→ SET PROBLEM
All entries are to be given again verbatim.

→ DATA FOR THIS TASK

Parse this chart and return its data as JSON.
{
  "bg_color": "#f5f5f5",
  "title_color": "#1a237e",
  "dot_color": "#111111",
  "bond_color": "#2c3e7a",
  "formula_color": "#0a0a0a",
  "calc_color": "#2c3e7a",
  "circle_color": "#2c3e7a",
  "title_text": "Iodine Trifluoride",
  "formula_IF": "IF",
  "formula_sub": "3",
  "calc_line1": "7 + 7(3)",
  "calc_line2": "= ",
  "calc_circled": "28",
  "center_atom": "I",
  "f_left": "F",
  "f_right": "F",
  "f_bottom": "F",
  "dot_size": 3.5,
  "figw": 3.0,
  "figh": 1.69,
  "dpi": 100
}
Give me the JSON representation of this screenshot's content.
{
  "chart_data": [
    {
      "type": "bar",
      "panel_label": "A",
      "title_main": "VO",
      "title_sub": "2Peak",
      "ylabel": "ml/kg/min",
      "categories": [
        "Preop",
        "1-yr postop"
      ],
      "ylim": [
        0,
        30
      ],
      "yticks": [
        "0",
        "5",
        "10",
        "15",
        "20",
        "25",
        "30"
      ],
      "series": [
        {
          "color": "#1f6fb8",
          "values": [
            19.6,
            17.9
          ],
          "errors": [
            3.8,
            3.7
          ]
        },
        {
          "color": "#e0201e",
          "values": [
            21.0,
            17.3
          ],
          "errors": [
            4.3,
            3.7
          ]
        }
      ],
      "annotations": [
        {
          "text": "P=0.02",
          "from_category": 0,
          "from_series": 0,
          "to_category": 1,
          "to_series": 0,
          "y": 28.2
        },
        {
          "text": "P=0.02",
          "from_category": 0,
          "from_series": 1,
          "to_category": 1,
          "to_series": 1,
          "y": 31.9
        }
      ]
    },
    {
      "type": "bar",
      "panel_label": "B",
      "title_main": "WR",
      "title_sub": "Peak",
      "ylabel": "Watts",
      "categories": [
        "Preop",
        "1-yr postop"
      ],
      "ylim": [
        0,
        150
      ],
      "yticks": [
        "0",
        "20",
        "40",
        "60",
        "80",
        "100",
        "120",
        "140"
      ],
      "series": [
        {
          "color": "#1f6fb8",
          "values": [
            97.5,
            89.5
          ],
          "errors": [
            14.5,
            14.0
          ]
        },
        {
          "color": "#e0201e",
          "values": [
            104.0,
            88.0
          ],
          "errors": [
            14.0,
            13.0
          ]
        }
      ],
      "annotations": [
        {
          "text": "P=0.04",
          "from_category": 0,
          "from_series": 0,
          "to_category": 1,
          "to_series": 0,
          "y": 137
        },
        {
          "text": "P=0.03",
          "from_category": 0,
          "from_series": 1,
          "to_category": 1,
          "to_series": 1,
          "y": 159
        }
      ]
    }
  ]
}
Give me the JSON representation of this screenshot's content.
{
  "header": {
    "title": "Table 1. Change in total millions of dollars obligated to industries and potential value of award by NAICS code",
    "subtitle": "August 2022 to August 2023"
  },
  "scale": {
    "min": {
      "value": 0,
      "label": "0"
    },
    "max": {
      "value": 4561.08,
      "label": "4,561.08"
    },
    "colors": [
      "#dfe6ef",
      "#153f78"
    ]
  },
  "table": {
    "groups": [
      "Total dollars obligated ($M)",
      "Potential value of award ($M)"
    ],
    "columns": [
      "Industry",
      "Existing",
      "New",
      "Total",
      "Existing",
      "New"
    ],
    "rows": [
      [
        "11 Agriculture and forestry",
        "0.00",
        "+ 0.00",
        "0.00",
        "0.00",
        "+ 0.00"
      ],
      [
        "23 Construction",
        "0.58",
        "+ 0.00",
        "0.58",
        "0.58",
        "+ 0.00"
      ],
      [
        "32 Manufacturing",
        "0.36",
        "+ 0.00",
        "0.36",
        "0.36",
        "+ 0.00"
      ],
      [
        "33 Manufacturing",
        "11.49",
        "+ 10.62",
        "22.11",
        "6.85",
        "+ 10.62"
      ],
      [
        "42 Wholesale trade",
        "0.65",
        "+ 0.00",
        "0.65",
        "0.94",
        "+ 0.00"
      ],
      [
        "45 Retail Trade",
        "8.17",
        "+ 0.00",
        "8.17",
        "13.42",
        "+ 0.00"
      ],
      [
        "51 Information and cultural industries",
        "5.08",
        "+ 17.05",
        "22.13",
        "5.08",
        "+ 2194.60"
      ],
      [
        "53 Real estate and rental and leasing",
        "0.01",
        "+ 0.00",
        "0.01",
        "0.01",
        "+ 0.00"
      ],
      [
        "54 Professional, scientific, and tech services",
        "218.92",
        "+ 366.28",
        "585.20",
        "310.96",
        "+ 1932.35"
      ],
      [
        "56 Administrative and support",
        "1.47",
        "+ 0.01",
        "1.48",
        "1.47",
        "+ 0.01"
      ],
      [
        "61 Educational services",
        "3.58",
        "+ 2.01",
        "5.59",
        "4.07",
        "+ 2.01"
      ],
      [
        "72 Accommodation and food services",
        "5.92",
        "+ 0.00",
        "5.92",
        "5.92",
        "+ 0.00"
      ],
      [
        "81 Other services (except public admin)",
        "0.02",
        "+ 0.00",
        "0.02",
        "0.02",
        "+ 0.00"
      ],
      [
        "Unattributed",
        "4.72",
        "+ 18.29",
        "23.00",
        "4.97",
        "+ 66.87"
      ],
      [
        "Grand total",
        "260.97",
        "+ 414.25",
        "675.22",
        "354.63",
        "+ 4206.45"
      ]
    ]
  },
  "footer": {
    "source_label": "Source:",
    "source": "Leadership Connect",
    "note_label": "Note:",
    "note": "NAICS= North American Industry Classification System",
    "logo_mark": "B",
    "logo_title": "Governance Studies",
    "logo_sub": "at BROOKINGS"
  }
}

→ SOLVED EXERCISE
Parse this chart and return its data as JSON.
{
  "bg_color": "#f5f5f5",
  "title_color": "#1a237e",
  "dot_color": "#111111",
  "bond_color": "#2c3e7a",
  "formula_color": "#0a0a0a",
  "calc_color": "#2c3e7a",
  "circle_color": "#2c3e7a",
  "title_text": "Iodine Trifluoride",
  "formula_IF": "IF",
  "formula_sub": "3",
  "calc_line1": "7 + 7(3)",
  "calc_line2": "= ",
  "calc_circled": "28",
  "center_atom": "I",
  "f_left": "F",
  "f_right": "F",
  "f_bottom": "F",
  "dot_size": 3.5,
  "figw": 3.0,
  "figh": 1.69,
  "dpi": 100
}
Give me the JSON representation of this screenshot's content.
{
  "chart_data": [
    {
      "type": "bar",
      "panel_label": "A",
      "title_main": "VO",
      "title_sub": "2Peak",
      "ylabel": "ml/kg/min",
      "categories": [
        "Preop",
        "1-yr postop"
      ],
      "ylim": [
        0,
        30
      ],
      "yticks": [
        "0",
        "5",
        "10",
        "15",
        "20",
        "25",
        "30"
      ],
      "series": [
        {
          "color": "#1f6fb8",
          "values": [
            19.6,
            17.9
          ],
          "errors": [
            3.8,
            3.7
          ]
        },
        {
          "color": "#e0201e",
          "values": [
            21.0,
            17.3
          ],
          "errors": [
            4.3,
            3.7
          ]
        }
      ],
      "annotations": [
        {
          "text": "P=0.02",
          "from_category": 0,
          "from_series": 0,
          "to_category": 1,
          "to_series": 0,
          "y": 28.2
        },
        {
          "text": "P=0.02",
          "from_category": 0,
          "from_series": 1,
          "to_category": 1,
          "to_series": 1,
          "y": 31.9
        }
      ]
    },
    {
      "type": "bar",
      "panel_label": "B",
      "title_main": "WR",
      "title_sub": "Peak",
      "ylabel": "Watts",
      "categories": [
        "Preop",
        "1-yr postop"
      ],
      "ylim": [
        0,
        150
      ],
      "yticks": [
        "0",
        "20",
        "40",
        "60",
        "80",
        "100",
        "120",
        "140"
      ],
      "series": [
        {
          "color": "#1f6fb8",
          "values": [
            97.5,
            89.5
          ],
          "errors": [
            14.5,
            14.0
          ]
        },
        {
          "color": "#e0201e",
          "values": [
            104.0,
            88.0
          ],
          "errors": [
            14.0,
            13.0
          ]
        }
      ],
      "annotations": [
        {
          "text": "P=0.04",
          "from_category": 0,
          "from_series": 0,
          "to_category": 1,
          "to_series": 0,
          "y": 137
        },
        {
          "text": "P=0.03",
          "from_category": 0,
          "from_series": 1,
          "to_category": 1,
          "to_series": 1,
          "y": 159
        }
      ]
    }
  ]
}
Give me the JSON representation of this screenshot's content.
{
  "header": {
    "title": "Table 1. Change in total millions of dollars obligated to industries and potential value of award by NAICS code",
    "subtitle": "August 2022 to August 2023"
  },
  "scale": {
    "min": {
      "value": 0,
      "label": "0"
    },
    "max": {
      "value": 4561.08,
      "label": "4,561.08"
    },
    "colors": [
      "#dfe6ef",
      "#153f78"
    ]
  },
  "table": {
    "groups": [
      "Total dollars obligated ($M)",
      "Potential value of award ($M)"
    ],
    "columns": [
      "Industry",
      "Existing",
      "New",
      "Total",
      "Existing",
      "New"
    ],
    "rows": [
      [
        "11 Agriculture and forestry",
        "0.00",
        "+ 0.00",
        "0.00",
        "0.00",
        "+ 0.00"
      ],
      [
        "23 Construction",
        "0.58",
        "+ 0.00",
        "0.58",
        "0.58",
        "+ 0.00"
      ],
      [
        "32 Manufacturing",
        "0.36",
        "+ 0.00",
        "0.36",
        "0.36",
        "+ 0.00"
      ],
      [
        "33 Manufacturing",
        "11.49",
        "+ 10.62",
        "22.11",
        "6.85",
        "+ 10.62"
      ],
      [
        "42 Wholesale trade",
        "0.65",
        "+ 0.00",
        "0.65",
        "0.94",
        "+ 0.00"
      ],
      [
        "45 Retail Trade",
        "8.17",
        "+ 0.00",
        "8.17",
        "13.42",
        "+ 0.00"
      ],
      [
        "51 Information and cultural industries",
        "5.08",
        "+ 17.05",
        "22.13",
        "5.08",
        "+ 2194.60"
      ],
      [
        "53 Real estate and rental and leasing",
        "0.01",
        "+ 0.00",
        "0.01",
        "0.01",
        "+ 0.00"
      ],
      [
        "54 Professional, scientific, and tech services",
        "218.92",
        "+ 366.28",
        "585.20",
        "310.96",
        "+ 1932.35"
      ],
      [
        "56 Administrative and support",
        "1.47",
        "+ 0.01",
        "1.48",
        "1.47",
        "+ 0.01"
      ],
      [
        "61 Educational services",
        "3.58",
        "+ 2.01",
        "5.59",
        "4.07",
        "+ 2.01"
      ],
      [
        "72 Accommodation and food services",
        "5.92",
        "+ 0.00",
        "5.92",
        "5.92",
        "+ 0.00"
      ],
      [
        "81 Other services (except public admin)",
        "0.02",
        "+ 0.00",
        "0.02",
        "0.02",
        "+ 0.00"
      ],
      [
        "Unattributed",
        "4.72",
        "+ 18.29",
        "23.00",
        "4.97",
        "+ 66.87"
      ],
      [
        "Grand total",
        "260.97",
        "+ 414.25",
        "675.22",
        "354.63",
        "+ 4206.45"
      ]
    ]
  },
  "footer": {
    "source_label": "Source:",
    "source": "Leadership Connect",
    "note_label": "Note:",
    "note": "NAICS= North American Industry Classification System",
    "logo_mark": "B",
    "logo_title": "Governance Studies",
    "logo_sub": "at BROOKINGS"
  }
}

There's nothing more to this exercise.